AIM OF THE EXERCISE — Sort through the data and copy the lines holding the word "общем".

[Items from a dataset]
==================================================
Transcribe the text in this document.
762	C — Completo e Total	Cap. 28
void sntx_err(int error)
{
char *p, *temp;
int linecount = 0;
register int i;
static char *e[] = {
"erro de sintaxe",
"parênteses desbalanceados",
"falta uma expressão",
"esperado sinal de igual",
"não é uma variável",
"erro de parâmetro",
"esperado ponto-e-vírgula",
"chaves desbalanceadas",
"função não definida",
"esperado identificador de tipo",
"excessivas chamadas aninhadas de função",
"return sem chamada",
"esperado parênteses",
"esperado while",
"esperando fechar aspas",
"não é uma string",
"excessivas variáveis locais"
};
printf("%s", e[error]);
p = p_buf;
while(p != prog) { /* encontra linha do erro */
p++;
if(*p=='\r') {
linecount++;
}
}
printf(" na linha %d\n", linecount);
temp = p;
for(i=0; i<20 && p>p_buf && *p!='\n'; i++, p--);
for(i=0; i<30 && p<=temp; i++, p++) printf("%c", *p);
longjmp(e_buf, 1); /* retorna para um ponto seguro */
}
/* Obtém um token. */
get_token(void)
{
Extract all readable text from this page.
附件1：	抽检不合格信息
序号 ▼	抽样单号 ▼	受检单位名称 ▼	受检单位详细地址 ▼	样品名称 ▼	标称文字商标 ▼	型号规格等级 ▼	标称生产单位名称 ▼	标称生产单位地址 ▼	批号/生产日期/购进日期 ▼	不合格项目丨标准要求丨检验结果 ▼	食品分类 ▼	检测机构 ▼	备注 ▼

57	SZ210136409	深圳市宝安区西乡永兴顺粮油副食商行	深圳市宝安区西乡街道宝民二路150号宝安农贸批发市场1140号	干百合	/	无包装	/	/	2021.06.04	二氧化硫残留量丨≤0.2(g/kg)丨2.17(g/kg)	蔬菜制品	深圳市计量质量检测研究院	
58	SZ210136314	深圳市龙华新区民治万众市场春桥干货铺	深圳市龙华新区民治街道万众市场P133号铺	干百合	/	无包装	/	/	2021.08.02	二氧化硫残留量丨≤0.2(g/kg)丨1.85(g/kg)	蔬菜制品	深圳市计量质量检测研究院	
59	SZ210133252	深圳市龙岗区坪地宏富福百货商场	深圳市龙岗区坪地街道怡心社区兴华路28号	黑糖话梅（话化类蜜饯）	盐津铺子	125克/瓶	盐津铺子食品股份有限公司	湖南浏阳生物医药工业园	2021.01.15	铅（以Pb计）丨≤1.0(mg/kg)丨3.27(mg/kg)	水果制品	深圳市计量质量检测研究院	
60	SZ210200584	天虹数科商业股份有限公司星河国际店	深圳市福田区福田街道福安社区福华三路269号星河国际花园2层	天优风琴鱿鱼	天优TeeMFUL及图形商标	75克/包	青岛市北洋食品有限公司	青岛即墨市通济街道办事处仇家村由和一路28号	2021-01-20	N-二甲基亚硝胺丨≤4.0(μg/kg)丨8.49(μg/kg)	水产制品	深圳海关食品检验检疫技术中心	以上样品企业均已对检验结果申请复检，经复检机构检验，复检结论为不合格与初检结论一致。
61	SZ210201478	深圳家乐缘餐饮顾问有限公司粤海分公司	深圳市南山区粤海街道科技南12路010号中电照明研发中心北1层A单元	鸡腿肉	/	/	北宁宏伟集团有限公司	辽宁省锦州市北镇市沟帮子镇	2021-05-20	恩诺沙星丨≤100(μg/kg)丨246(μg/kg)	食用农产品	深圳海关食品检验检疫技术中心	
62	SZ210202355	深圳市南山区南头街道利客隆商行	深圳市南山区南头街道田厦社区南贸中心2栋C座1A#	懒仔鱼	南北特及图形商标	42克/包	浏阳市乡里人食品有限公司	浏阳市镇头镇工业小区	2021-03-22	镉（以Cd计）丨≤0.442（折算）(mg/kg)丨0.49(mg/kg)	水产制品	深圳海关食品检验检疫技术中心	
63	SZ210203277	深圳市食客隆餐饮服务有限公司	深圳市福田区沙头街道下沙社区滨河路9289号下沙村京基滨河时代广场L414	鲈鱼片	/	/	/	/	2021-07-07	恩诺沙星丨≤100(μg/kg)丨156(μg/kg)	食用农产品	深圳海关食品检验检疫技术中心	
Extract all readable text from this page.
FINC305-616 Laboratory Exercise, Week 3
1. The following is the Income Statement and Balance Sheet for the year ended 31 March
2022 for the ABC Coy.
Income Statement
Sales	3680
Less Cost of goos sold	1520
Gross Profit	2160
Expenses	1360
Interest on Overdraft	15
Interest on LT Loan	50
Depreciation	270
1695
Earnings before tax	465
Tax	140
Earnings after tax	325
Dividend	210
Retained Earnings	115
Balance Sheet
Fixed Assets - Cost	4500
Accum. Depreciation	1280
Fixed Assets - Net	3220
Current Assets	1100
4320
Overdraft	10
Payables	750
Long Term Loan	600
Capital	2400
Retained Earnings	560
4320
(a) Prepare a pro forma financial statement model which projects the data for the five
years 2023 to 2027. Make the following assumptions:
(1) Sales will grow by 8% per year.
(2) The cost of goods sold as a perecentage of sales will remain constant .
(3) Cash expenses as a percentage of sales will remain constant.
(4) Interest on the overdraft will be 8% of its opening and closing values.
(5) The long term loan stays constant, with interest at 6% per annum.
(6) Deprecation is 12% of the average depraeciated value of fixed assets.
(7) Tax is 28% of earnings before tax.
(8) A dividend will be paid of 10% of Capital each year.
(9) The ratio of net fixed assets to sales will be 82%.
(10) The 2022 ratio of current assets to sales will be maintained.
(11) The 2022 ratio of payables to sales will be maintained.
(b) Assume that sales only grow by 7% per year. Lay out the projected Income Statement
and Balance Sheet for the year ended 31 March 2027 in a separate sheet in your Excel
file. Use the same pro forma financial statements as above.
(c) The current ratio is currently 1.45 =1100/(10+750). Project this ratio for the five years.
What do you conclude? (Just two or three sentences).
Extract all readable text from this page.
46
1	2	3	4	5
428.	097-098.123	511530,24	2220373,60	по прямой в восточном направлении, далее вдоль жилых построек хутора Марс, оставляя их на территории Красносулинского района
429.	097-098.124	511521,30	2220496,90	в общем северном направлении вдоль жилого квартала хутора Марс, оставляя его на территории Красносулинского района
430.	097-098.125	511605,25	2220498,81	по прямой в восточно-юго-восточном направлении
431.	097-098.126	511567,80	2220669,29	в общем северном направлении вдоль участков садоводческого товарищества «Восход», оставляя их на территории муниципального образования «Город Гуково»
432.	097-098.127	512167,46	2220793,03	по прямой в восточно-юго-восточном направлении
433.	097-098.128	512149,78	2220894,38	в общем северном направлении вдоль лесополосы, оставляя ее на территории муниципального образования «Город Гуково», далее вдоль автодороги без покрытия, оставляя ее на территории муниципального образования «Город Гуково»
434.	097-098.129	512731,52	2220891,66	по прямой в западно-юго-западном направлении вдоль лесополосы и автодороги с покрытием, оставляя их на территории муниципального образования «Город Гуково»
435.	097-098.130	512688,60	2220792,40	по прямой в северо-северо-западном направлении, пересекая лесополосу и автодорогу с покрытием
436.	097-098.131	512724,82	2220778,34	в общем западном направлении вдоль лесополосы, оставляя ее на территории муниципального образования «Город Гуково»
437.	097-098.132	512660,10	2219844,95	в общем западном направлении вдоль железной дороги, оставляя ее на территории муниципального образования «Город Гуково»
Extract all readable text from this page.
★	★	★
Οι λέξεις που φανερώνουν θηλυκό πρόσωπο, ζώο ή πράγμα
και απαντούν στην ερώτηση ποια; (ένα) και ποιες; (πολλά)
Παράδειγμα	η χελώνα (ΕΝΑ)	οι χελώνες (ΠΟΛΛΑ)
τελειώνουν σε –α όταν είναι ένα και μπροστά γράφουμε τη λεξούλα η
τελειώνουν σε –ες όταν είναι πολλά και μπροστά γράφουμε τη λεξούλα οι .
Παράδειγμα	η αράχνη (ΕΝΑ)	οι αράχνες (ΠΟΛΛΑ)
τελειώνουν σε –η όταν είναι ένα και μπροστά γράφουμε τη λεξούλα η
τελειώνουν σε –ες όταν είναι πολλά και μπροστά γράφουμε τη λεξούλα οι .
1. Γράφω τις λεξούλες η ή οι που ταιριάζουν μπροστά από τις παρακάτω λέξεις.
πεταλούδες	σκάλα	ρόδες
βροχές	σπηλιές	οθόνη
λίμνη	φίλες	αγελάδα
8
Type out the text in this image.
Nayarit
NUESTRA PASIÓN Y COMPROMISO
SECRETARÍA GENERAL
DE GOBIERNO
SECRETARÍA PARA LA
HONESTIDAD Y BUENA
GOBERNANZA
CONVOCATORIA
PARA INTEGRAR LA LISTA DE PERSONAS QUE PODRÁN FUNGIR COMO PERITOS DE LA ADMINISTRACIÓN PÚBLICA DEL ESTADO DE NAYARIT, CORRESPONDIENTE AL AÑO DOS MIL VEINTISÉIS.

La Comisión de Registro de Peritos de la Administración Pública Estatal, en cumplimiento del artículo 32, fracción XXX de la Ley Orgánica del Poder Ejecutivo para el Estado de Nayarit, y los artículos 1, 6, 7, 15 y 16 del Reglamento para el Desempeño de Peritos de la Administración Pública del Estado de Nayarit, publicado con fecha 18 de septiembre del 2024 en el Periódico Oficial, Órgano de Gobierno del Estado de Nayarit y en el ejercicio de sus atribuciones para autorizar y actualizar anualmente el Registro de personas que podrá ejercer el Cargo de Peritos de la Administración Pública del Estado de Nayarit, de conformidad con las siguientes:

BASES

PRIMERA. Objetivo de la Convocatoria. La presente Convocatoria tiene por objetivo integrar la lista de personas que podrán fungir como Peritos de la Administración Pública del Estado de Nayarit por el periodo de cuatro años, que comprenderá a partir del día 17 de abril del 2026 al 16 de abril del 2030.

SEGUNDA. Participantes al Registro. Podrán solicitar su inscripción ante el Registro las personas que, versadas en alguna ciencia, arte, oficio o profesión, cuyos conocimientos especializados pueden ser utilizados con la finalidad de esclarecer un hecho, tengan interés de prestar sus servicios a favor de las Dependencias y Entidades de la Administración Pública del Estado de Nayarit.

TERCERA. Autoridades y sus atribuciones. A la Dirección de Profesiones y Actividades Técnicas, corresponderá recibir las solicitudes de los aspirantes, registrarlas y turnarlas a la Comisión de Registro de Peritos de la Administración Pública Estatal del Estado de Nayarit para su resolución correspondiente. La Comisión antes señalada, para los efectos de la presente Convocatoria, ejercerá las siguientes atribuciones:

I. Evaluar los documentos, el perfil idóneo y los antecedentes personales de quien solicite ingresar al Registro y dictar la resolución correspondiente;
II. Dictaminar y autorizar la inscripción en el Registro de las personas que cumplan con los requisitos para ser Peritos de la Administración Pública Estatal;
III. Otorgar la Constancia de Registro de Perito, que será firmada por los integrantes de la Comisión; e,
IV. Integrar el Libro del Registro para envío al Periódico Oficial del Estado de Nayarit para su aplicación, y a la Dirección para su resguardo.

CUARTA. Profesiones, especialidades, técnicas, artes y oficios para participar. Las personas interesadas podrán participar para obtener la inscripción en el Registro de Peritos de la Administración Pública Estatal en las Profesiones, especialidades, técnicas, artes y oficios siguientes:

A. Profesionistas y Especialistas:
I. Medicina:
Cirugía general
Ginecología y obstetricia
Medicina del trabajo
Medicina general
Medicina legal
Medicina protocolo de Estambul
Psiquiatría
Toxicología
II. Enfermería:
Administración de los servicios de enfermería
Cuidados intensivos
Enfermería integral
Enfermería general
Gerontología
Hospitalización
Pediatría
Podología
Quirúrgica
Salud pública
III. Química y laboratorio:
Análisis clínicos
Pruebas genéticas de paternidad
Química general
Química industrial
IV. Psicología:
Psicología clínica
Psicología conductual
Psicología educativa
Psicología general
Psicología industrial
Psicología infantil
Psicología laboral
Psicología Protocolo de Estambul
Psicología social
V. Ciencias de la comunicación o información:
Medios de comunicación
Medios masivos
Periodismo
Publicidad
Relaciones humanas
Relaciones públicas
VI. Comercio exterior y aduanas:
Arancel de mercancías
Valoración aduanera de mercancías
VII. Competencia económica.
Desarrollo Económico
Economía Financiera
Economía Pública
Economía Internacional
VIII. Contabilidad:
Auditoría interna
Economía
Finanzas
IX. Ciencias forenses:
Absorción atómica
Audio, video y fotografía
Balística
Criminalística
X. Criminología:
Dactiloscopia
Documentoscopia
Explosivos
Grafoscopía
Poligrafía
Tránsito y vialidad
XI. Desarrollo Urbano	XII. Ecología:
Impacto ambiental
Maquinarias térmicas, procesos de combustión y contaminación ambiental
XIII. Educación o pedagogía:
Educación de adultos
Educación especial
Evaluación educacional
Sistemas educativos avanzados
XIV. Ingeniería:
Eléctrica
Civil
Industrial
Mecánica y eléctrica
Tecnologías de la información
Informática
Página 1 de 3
==================================================
TASK SOLUTION —
429.	097-098.124	511521,30	2220496,90	в общем северном направлении вдоль жилого квартала хутора Марс, оставляя его на территории Красносулинского района
431.	097-098.126	511567,80	2220669,29	в общем северном направлении вдоль участков садоводческого товарищества «Восход», оставляя их на территории муниципального образования «Город Гуково»
433.	097-098.128	512149,78	2220894,38	в общем северном направлении вдоль лесополосы, оставляя ее на территории муниципального образования «Город Гуково», далее вдоль автодороги без покрытия, оставляя ее на территории муниципального образования «Город Гуково»
436.	097-098.131	512724,82	2220778,34	в общем западном направлении вдоль лесополосы, оставляя ее на территории муниципального образования «Город Гуково»
437.	097-098.132	512660,10	2219844,95	в общем западном направлении вдоль железной дороги, оставляя ее на территории муниципального образования «Город Гуково»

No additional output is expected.